» **GOAL**:
Transcribe every line, keeping it exact.

» **RECORD SET**:
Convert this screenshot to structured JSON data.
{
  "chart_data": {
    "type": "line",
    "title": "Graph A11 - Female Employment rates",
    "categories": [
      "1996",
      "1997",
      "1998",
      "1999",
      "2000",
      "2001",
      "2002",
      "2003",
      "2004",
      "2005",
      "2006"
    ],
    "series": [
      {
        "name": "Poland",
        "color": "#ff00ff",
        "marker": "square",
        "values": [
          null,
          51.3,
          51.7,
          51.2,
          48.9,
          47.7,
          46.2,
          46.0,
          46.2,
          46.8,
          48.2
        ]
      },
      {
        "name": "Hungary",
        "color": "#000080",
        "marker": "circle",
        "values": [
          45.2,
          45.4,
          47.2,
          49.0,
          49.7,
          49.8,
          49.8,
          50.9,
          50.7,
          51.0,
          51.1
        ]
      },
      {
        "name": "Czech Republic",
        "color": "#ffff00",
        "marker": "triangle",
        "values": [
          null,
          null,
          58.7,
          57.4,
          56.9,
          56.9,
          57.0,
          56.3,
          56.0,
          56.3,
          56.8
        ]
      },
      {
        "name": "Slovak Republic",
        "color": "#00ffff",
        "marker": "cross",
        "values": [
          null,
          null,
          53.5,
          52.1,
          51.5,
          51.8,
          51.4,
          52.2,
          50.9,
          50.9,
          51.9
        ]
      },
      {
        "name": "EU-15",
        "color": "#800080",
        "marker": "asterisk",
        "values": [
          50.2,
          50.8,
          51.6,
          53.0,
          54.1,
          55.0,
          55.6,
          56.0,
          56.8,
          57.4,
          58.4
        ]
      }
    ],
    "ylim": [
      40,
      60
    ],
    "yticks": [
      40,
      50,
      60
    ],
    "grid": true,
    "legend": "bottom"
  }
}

» **OUTPUT FOR THIS EXERCISE**:
Convert this screenshot to structured JSON data.
{
  "chart_data": {
    "type": "line",
    "title": "Graph A11 - Female Employment rates",
    "categories": [
      "1996",
      "1997",
      "1998",
      "1999",
      "2000",
      "2001",
      "2002",
      "2003",
      "2004",
      "2005",
      "2006"
    ],
    "series": [
      {
        "name": "Poland",
        "color": "#ff00ff",
        "marker": "square",
        "values": [
          null,
          51.3,
          51.7,
          51.2,
          48.9,
          47.7,
          46.2,
          46.0,
          46.2,
          46.8,
          48.2
        ]
      },
      {
        "name": "Hungary",
        "color": "#000080",
        "marker": "circle",
        "values": [
          45.2,
          45.4,
          47.2,
          49.0,
          49.7,
          49.8,
          49.8,
          50.9,
          50.7,
          51.0,
          51.1
        ]
      },
      {
        "name": "Czech Republic",
        "color": "#ffff00",
        "marker": "triangle",
        "values": [
          null,
          null,
          58.7,
          57.4,
          56.9,
          56.9,
          57.0,
          56.3,
          56.0,
          56.3,
          56.8
        ]
      },
      {
        "name": "Slovak Republic",
        "color": "#00ffff",
        "marker": "cross",
        "values": [
          null,
          null,
          53.5,
          52.1,
          51.5,
          51.8,
          51.4,
          52.2,
          50.9,
          50.9,
          51.9
        ]
      },
      {
        "name": "EU-15",
        "color": "#800080",
        "marker": "asterisk",
        "values": [
          50.2,
          50.8,
          51.6,
          53.0,
          54.1,
          55.0,
          55.6,
          56.0,
          56.8,
          57.4,
          58.4
        ]
      }
    ],
    "ylim": [
      40,
      60
    ],
    "yticks": [
      40,
      50,
      60
    ],
    "grid": true,
    "legend": "bottom"
  }
}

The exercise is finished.